Records from a dataset
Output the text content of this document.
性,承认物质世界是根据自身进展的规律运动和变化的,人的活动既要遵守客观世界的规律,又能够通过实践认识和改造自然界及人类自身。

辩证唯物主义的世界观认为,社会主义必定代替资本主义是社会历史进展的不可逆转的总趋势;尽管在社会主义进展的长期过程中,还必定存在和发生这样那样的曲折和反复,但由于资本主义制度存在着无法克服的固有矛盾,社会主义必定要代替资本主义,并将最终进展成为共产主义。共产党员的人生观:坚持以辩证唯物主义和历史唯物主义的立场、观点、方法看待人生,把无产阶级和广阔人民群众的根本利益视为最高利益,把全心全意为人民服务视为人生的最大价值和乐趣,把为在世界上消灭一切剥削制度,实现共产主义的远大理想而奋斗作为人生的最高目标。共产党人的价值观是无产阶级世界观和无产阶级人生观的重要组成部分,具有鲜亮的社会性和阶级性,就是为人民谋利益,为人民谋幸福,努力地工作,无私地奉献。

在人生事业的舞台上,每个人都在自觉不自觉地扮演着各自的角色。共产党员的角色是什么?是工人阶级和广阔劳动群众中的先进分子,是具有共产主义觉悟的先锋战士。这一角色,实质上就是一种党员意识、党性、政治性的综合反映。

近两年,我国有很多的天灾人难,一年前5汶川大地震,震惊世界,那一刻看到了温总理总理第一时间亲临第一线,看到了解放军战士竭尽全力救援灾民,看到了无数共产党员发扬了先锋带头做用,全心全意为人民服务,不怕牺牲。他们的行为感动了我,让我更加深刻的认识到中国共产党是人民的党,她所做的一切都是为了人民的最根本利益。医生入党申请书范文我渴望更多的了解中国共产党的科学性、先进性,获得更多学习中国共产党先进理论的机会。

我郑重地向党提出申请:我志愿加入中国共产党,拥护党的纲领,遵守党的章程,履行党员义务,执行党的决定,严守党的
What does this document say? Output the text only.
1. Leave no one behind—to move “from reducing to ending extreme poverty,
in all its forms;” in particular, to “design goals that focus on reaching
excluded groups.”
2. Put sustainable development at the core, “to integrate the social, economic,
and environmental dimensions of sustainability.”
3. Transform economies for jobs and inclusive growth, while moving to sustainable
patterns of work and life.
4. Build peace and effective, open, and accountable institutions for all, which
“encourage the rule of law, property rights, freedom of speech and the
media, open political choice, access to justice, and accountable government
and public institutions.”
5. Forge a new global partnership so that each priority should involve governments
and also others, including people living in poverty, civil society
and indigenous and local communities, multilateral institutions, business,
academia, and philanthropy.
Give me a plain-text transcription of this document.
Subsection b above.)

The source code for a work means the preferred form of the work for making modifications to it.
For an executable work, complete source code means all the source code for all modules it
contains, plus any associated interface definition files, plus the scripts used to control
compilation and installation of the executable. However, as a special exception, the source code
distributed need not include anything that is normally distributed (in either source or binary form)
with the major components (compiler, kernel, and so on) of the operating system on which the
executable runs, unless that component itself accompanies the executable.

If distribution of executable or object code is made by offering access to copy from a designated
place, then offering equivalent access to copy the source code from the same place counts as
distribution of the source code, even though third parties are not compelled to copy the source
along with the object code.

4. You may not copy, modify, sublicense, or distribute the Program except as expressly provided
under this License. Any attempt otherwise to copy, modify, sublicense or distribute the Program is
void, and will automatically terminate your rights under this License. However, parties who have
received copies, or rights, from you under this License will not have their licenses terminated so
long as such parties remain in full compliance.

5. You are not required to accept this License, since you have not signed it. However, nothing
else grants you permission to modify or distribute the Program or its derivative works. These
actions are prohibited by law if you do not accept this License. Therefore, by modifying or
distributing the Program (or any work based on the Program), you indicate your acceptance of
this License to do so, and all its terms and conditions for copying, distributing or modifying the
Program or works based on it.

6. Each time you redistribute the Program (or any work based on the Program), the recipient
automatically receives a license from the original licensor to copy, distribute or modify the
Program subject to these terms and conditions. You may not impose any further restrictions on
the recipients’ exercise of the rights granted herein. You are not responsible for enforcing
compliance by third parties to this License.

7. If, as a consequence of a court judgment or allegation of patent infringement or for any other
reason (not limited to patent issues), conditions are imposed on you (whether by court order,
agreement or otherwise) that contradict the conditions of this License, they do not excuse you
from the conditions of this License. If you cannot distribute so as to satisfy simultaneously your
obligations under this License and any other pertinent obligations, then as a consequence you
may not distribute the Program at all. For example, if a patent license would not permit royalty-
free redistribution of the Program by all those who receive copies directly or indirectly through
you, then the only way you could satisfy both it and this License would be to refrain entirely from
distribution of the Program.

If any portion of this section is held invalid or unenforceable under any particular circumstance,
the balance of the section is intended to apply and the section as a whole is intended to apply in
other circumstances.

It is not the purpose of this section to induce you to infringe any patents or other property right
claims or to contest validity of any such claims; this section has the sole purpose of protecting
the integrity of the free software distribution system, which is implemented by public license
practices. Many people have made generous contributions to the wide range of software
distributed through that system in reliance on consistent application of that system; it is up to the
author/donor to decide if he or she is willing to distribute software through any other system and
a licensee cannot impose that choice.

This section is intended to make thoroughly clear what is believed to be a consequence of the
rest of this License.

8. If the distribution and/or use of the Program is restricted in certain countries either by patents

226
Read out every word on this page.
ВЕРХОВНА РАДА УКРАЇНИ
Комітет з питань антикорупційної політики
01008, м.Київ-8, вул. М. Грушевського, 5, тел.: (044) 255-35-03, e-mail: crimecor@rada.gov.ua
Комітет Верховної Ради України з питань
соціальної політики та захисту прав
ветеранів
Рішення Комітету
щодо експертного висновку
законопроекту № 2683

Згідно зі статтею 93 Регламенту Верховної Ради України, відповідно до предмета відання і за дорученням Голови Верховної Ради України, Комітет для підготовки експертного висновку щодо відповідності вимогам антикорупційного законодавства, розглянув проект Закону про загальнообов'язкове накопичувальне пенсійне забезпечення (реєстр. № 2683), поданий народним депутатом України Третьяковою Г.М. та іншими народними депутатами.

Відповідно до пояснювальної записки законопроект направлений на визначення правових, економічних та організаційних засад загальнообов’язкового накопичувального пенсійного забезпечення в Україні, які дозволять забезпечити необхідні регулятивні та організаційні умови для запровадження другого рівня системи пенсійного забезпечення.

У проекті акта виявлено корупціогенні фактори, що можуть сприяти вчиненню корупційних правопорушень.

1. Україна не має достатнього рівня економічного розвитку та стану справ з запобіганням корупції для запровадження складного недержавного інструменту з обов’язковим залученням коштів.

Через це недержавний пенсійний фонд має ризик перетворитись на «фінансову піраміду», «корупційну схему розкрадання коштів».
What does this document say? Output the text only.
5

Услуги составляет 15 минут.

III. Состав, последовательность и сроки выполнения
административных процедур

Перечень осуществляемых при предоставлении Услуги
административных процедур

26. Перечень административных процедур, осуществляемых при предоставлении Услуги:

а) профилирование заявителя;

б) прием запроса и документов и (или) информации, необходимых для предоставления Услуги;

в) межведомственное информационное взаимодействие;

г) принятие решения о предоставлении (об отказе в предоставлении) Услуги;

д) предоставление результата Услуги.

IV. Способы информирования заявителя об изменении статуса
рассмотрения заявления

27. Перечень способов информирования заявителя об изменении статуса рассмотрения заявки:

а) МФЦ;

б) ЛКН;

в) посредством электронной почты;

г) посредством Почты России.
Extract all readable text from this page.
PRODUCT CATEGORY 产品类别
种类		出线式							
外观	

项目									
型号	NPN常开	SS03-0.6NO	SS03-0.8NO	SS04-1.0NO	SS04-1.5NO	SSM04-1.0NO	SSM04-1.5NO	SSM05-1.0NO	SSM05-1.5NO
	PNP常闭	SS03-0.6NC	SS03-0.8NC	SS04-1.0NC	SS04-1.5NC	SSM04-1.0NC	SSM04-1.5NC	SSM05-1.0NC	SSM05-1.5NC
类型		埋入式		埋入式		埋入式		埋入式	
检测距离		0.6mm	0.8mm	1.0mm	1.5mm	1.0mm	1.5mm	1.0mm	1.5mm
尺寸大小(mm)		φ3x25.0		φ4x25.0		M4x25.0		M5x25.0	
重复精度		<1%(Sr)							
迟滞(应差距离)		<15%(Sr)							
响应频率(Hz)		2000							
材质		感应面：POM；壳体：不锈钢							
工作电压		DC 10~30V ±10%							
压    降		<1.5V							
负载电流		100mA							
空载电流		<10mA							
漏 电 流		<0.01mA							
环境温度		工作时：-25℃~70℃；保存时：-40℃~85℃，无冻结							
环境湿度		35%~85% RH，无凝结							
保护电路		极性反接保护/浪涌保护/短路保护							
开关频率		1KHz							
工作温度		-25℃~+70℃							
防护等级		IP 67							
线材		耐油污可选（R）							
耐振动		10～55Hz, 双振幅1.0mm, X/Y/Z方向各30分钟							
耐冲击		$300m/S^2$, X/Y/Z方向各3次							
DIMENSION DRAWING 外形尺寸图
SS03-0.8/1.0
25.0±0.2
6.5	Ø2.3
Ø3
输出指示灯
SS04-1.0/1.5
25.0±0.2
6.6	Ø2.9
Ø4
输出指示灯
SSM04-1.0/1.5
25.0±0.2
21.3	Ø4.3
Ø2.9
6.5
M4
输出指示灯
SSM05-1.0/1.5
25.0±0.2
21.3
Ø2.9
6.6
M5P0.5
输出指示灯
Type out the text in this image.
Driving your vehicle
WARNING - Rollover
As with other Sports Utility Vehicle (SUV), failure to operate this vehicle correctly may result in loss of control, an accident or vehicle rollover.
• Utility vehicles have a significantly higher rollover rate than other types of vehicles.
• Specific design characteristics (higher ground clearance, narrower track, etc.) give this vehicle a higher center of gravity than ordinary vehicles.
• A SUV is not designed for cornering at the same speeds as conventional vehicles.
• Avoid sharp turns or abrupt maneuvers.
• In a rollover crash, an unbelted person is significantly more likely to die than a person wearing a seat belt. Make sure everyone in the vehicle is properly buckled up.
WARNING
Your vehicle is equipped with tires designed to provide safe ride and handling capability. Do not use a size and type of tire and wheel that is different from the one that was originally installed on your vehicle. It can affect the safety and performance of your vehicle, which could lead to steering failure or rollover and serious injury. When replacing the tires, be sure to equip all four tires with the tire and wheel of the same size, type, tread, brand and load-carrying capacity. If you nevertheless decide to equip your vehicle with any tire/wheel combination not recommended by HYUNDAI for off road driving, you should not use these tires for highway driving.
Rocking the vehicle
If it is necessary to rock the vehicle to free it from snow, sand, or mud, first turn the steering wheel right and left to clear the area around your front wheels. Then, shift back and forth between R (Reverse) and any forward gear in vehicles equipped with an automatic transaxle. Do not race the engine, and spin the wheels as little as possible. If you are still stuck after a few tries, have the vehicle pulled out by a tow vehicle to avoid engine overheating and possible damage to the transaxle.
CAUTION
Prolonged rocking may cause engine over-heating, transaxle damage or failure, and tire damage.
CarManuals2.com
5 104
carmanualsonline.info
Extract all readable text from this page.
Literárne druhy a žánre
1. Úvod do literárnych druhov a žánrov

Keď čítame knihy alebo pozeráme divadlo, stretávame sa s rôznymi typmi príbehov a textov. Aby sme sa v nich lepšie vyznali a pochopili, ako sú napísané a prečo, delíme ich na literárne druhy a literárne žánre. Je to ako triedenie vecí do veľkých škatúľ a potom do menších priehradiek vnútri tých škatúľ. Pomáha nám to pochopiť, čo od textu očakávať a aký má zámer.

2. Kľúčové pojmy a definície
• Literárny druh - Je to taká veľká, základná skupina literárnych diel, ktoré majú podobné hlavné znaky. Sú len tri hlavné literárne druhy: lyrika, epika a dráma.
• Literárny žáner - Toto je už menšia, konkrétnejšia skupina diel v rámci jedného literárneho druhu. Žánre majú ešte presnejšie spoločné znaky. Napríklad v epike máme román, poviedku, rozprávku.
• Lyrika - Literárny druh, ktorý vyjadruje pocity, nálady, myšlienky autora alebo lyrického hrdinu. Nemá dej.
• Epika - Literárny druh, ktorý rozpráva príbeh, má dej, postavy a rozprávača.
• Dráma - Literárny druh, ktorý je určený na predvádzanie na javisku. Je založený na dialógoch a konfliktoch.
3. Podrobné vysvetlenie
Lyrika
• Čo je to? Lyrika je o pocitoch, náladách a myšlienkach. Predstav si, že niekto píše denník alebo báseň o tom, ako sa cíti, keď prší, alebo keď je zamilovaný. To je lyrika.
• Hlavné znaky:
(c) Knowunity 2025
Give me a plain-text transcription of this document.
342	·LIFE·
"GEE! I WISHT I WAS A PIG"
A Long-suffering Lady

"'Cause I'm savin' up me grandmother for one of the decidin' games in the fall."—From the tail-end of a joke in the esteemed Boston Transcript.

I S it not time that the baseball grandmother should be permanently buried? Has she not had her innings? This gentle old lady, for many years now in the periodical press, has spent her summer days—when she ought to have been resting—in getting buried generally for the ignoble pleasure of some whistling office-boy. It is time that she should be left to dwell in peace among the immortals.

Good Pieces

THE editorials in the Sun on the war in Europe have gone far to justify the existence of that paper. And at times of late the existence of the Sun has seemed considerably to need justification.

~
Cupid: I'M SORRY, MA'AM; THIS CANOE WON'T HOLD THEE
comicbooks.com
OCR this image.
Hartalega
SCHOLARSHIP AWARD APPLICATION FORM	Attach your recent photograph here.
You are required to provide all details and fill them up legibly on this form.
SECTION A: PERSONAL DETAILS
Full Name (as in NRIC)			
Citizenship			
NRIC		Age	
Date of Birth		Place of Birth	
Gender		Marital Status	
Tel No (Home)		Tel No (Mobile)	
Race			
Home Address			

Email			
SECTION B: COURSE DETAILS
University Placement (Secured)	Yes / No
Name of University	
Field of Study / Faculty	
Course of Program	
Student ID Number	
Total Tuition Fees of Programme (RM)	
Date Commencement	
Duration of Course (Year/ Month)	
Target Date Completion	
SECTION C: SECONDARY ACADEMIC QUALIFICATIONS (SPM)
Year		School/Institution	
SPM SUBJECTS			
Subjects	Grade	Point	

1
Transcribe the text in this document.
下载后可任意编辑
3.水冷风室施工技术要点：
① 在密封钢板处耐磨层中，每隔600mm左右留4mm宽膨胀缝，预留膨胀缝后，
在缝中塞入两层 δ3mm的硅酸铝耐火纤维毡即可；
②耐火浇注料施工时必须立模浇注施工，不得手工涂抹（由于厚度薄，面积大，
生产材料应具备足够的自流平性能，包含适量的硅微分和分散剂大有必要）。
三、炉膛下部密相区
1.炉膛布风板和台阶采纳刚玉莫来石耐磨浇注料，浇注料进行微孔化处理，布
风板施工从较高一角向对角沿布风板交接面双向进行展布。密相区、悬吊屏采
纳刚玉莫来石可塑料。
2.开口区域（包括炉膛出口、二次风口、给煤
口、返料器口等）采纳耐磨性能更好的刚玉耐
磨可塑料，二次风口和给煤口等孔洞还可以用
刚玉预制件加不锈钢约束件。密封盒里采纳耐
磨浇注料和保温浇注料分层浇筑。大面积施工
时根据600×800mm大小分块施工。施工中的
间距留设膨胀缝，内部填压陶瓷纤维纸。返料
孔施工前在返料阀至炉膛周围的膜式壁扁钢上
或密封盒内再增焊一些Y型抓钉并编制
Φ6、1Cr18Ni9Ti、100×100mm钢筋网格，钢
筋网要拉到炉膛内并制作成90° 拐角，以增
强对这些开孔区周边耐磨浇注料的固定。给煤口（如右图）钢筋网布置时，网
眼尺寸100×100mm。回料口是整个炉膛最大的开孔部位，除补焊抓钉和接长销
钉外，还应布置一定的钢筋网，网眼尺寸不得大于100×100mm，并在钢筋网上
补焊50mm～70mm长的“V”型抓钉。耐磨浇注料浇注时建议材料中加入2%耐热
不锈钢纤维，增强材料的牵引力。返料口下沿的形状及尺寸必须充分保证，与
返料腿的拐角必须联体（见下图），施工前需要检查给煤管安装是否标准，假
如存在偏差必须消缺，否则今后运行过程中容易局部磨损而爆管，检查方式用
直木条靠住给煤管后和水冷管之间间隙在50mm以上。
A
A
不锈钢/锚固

The request = Lines containing the string "consequence" are to be selected and copied.

Solution to this exercise =
7. If, as a consequence of a court judgment or allegation of patent infringement or for any other
obligations under this License and any other pertinent obligations, then as a consequence you
This section is intended to make thoroughly clear what is believed to be a consequence of the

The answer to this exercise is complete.